THE EXERCISE
Please retype the data in full and exactly; the pictures are not part of the copy.
=-=-=-=-=
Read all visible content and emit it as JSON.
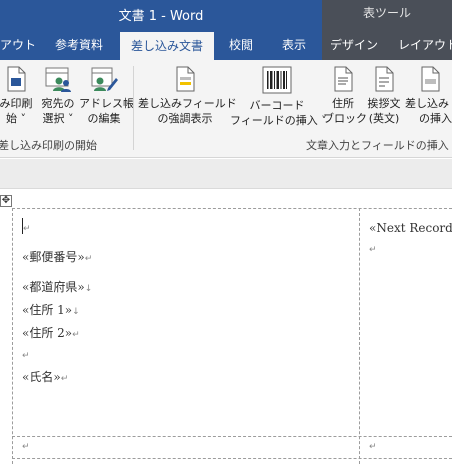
{
  "title_bar": {
    "document_title": "文書 1  -  Word",
    "context_group": "表ツール"
  },
  "tabs": [
    {
      "label": "アウト"
    },
    {
      "label": "参考資料"
    },
    {
      "label": "差し込み文書"
    },
    {
      "label": "校閲"
    },
    {
      "label": "表示"
    },
    {
      "label": "デザイン"
    },
    {
      "label": "レイアウト"
    }
  ],
  "ribbon": {
    "start_group": {
      "buttons": [
        {
          "line1": "み印刷",
          "line2": "始 ˅"
        },
        {
          "line1": "宛先の",
          "line2": "選択 ˅"
        },
        {
          "line1": "アドレス帳",
          "line2": "の編集"
        }
      ],
      "label": "差し込み印刷の開始"
    },
    "write_group": {
      "buttons": [
        {
          "line1": "差し込みフィールド",
          "line2": "の強調表示"
        },
        {
          "line1": "バーコード",
          "line2": "フィールドの挿入 ˅"
        },
        {
          "line1": "住所",
          "line2": "ブロック"
        },
        {
          "line1": "挨拶文",
          "line2": "(英文)"
        },
        {
          "line1": "差し込み",
          "line2": "の挿入"
        }
      ],
      "label": "文章入力とフィールドの挿入"
    }
  },
  "document": {
    "move_handle_glyph": "✥",
    "cell1": {
      "lines": [
        {
          "text": "",
          "mark": "↵"
        },
        {
          "text": "«郵便番号»",
          "mark": "↵"
        },
        {
          "text": "«都道府県»",
          "mark": "↓"
        },
        {
          "text": "«住所 1»",
          "mark": "↓"
        },
        {
          "text": "«住所 2»",
          "mark": "↵"
        },
        {
          "text": "",
          "mark": "↵"
        },
        {
          "text": "«氏名»",
          "mark": "↵"
        }
      ]
    },
    "cell2": {
      "lines": [
        {
          "text": "«Next Record»",
          "mark": ""
        },
        {
          "text": "",
          "mark": "↵"
        }
      ]
    },
    "row2_marks": [
      "↵",
      "↵"
    ]
  }
}
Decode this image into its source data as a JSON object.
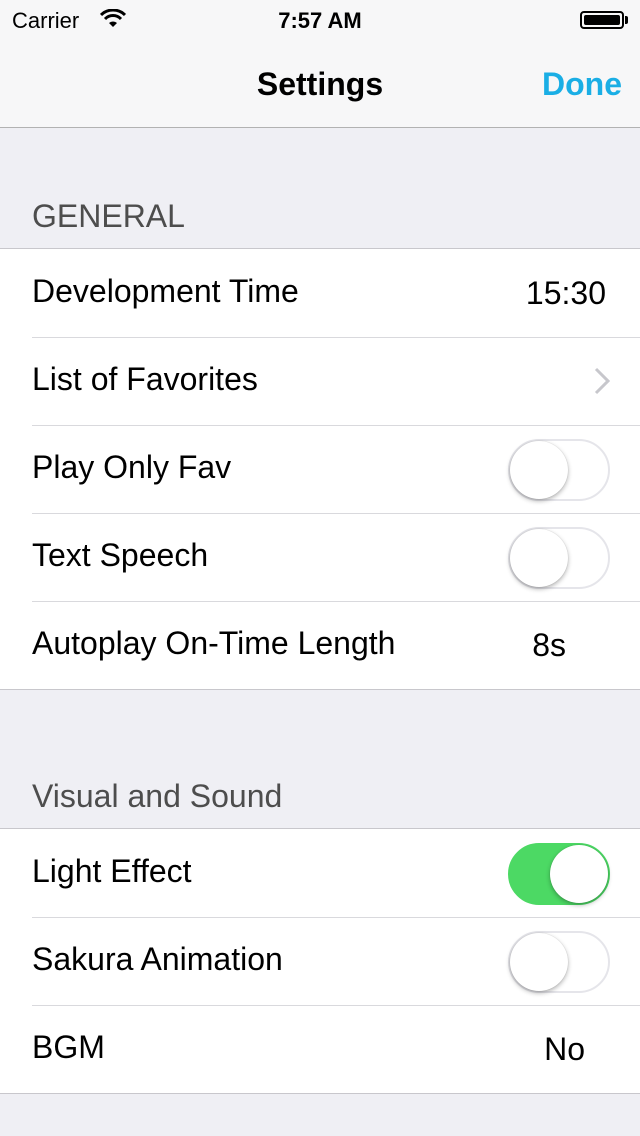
{
  "status": {
    "carrier": "Carrier",
    "time": "7:57 AM"
  },
  "nav": {
    "title": "Settings",
    "done_label": "Done"
  },
  "colors": {
    "accent": "#1aaee5",
    "switch_on": "#4cd964"
  },
  "sections": {
    "general": {
      "header": "GENERAL",
      "rows": {
        "development_time": {
          "label": "Development Time",
          "value": "15:30"
        },
        "favorites": {
          "label": "List of Favorites",
          "icon": "chevron-right-icon"
        },
        "play_only_fav": {
          "label": "Play Only Fav",
          "on": false
        },
        "text_speech": {
          "label": "Text Speech",
          "on": false
        },
        "autoplay": {
          "label": "Autoplay On-Time Length",
          "value": "8s"
        }
      }
    },
    "visual": {
      "header": "Visual and Sound",
      "rows": {
        "light_effect": {
          "label": "Light Effect",
          "on": true
        },
        "sakura": {
          "label": "Sakura Animation",
          "on": false
        },
        "bgm": {
          "label": "BGM",
          "value": "No"
        }
      }
    }
  }
}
=-=-=-=-=
RESULT OF THE TASK
Read all visible content and emit it as JSON.
{
  "title_bar": {
    "document_title": "文書 1  -  Word",
    "context_group": "表ツール"
  },
  "tabs": [
    {
      "label": "アウト"
    },
    {
      "label": "参考資料"
    },
    {
      "label": "差し込み文書"
    },
    {
      "label": "校閲"
    },
    {
      "label": "表示"
    },
    {
      "label": "デザイン"
    },
    {
      "label": "レイアウト"
    }
  ],
  "ribbon": {
    "start_group": {
      "buttons": [
        {
          "line1": "み印刷",
          "line2": "始 ˅"
        },
        {
          "line1": "宛先の",
          "line2": "選択 ˅"
        },
        {
          "line1": "アドレス帳",
          "line2": "の編集"
        }
      ],
      "label": "差し込み印刷の開始"
    },
    "write_group": {
      "buttons": [
        {
          "line1": "差し込みフィールド",
          "line2": "の強調表示"
        },
        {
          "line1": "バーコード",
          "line2": "フィールドの挿入 ˅"
        },
        {
          "line1": "住所",
          "line2": "ブロック"
        },
        {
          "line1": "挨拶文",
          "line2": "(英文)"
        },
        {
          "line1": "差し込み",
          "line2": "の挿入"
        }
      ],
      "label": "文章入力とフィールドの挿入"
    }
  },
  "document": {
    "move_handle_glyph": "✥",
    "cell1": {
      "lines": [
        {
          "text": "",
          "mark": "↵"
        },
        {
          "text": "«郵便番号»",
          "mark": "↵"
        },
        {
          "text": "«都道府県»",
          "mark": "↓"
        },
        {
          "text": "«住所 1»",
          "mark": "↓"
        },
        {
          "text": "«住所 2»",
          "mark": "↵"
        },
        {
          "text": "",
          "mark": "↵"
        },
        {
          "text": "«氏名»",
          "mark": "↵"
        }
      ]
    },
    "cell2": {
      "lines": [
        {
          "text": "«Next Record»",
          "mark": ""
        },
        {
          "text": "",
          "mark": "↵"
        }
      ]
    },
    "row2_marks": [
      "↵",
      "↵"
    ]
  }
}
Decode this image into its source data as a JSON object.
{
  "status": {
    "carrier": "Carrier",
    "time": "7:57 AM"
  },
  "nav": {
    "title": "Settings",
    "done_label": "Done"
  },
  "colors": {
    "accent": "#1aaee5",
    "switch_on": "#4cd964"
  },
  "sections": {
    "general": {
      "header": "GENERAL",
      "rows": {
        "development_time": {
          "label": "Development Time",
          "value": "15:30"
        },
        "favorites": {
          "label": "List of Favorites",
          "icon": "chevron-right-icon"
        },
        "play_only_fav": {
          "label": "Play Only Fav",
          "on": false
        },
        "text_speech": {
          "label": "Text Speech",
          "on": false
        },
        "autoplay": {
          "label": "Autoplay On-Time Length",
          "value": "8s"
        }
      }
    },
    "visual": {
      "header": "Visual and Sound",
      "rows": {
        "light_effect": {
          "label": "Light Effect",
          "on": true
        },
        "sakura": {
          "label": "Sakura Animation",
          "on": false
        },
        "bgm": {
          "label": "BGM",
          "value": "No"
        }
      }
    }
  }
}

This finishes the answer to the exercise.